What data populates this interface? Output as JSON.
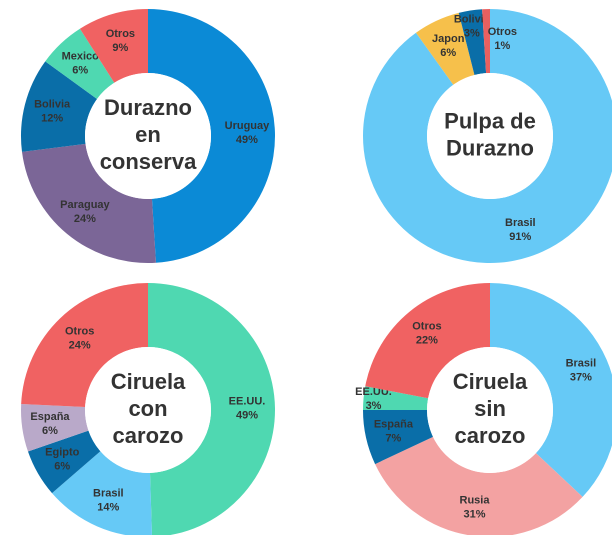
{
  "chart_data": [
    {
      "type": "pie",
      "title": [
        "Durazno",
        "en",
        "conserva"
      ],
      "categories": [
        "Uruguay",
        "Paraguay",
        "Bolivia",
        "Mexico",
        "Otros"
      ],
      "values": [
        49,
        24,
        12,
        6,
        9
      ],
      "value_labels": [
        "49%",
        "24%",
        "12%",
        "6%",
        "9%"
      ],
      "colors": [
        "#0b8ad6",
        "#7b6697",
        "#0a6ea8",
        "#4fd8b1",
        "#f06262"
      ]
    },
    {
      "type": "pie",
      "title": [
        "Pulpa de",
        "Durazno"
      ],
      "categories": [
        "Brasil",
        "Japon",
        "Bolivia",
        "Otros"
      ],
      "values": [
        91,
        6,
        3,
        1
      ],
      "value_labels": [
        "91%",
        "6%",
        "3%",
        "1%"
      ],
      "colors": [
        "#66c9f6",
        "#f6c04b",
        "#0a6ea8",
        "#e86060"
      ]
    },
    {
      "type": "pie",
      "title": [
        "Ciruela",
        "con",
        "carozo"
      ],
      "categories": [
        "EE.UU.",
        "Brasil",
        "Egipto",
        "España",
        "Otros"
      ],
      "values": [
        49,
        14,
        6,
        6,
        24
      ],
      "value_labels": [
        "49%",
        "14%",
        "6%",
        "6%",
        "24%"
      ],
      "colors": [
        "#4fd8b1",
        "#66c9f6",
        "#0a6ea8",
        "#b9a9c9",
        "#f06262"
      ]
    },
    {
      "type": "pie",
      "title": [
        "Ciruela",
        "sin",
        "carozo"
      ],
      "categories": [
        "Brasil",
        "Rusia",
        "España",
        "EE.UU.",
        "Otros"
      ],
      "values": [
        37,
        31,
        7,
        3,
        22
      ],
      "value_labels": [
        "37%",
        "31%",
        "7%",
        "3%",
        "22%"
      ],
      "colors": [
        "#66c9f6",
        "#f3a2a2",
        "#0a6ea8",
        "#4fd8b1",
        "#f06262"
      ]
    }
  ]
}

◆ The task
Quote every line of the records above exactly; no picture is to be copied.

◆ Full answer
What data populates this interface? Output as JSON.
{
  "chart_data": [
    {
      "type": "pie",
      "title": [
        "Durazno",
        "en",
        "conserva"
      ],
      "categories": [
        "Uruguay",
        "Paraguay",
        "Bolivia",
        "Mexico",
        "Otros"
      ],
      "values": [
        49,
        24,
        12,
        6,
        9
      ],
      "value_labels": [
        "49%",
        "24%",
        "12%",
        "6%",
        "9%"
      ],
      "colors": [
        "#0b8ad6",
        "#7b6697",
        "#0a6ea8",
        "#4fd8b1",
        "#f06262"
      ]
    },
    {
      "type": "pie",
      "title": [
        "Pulpa de",
        "Durazno"
      ],
      "categories": [
        "Brasil",
        "Japon",
        "Bolivia",
        "Otros"
      ],
      "values": [
        91,
        6,
        3,
        1
      ],
      "value_labels": [
        "91%",
        "6%",
        "3%",
        "1%"
      ],
      "colors": [
        "#66c9f6",
        "#f6c04b",
        "#0a6ea8",
        "#e86060"
      ]
    },
    {
      "type": "pie",
      "title": [
        "Ciruela",
        "con",
        "carozo"
      ],
      "categories": [
        "EE.UU.",
        "Brasil",
        "Egipto",
        "España",
        "Otros"
      ],
      "values": [
        49,
        14,
        6,
        6,
        24
      ],
      "value_labels": [
        "49%",
        "14%",
        "6%",
        "6%",
        "24%"
      ],
      "colors": [
        "#4fd8b1",
        "#66c9f6",
        "#0a6ea8",
        "#b9a9c9",
        "#f06262"
      ]
    },
    {
      "type": "pie",
      "title": [
        "Ciruela",
        "sin",
        "carozo"
      ],
      "categories": [
        "Brasil",
        "Rusia",
        "España",
        "EE.UU.",
        "Otros"
      ],
      "values": [
        37,
        31,
        7,
        3,
        22
      ],
      "value_labels": [
        "37%",
        "31%",
        "7%",
        "3%",
        "22%"
      ],
      "colors": [
        "#66c9f6",
        "#f3a2a2",
        "#0a6ea8",
        "#4fd8b1",
        "#f06262"
      ]
    }
  ]
}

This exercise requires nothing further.